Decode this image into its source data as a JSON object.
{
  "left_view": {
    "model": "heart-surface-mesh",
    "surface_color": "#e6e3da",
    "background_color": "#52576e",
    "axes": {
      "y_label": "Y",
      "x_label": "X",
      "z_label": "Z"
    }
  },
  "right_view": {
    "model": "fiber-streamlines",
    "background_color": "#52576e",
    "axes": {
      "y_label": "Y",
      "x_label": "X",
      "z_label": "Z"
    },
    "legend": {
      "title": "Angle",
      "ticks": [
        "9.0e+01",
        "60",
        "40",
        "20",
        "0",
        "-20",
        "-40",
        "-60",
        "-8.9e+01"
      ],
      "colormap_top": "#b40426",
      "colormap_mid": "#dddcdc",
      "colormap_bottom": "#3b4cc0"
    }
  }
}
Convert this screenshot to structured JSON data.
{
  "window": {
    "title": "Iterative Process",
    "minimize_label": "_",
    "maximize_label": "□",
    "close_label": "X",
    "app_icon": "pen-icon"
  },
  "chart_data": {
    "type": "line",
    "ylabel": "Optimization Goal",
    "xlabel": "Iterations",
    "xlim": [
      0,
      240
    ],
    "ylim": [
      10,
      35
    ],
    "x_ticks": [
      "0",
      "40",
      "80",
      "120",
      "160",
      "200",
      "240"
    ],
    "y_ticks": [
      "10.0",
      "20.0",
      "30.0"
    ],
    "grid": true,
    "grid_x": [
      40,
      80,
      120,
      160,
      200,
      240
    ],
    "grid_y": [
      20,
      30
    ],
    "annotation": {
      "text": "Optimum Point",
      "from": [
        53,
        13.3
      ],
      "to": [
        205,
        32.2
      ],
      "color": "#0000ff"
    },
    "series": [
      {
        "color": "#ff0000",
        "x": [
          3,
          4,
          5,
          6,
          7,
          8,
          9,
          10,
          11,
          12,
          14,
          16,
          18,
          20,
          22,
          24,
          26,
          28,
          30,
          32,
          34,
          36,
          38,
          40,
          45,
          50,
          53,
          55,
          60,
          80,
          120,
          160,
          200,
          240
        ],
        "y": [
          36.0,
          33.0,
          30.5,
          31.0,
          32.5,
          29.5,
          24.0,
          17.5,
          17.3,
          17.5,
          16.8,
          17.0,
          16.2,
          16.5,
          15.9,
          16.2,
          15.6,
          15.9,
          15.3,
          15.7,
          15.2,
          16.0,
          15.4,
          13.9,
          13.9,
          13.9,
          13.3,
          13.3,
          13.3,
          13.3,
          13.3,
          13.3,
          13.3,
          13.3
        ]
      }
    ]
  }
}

------------------------

# Job:
Of the lines above, how many hold the word "title"? Say the number alone.

# Output for this exercise:
2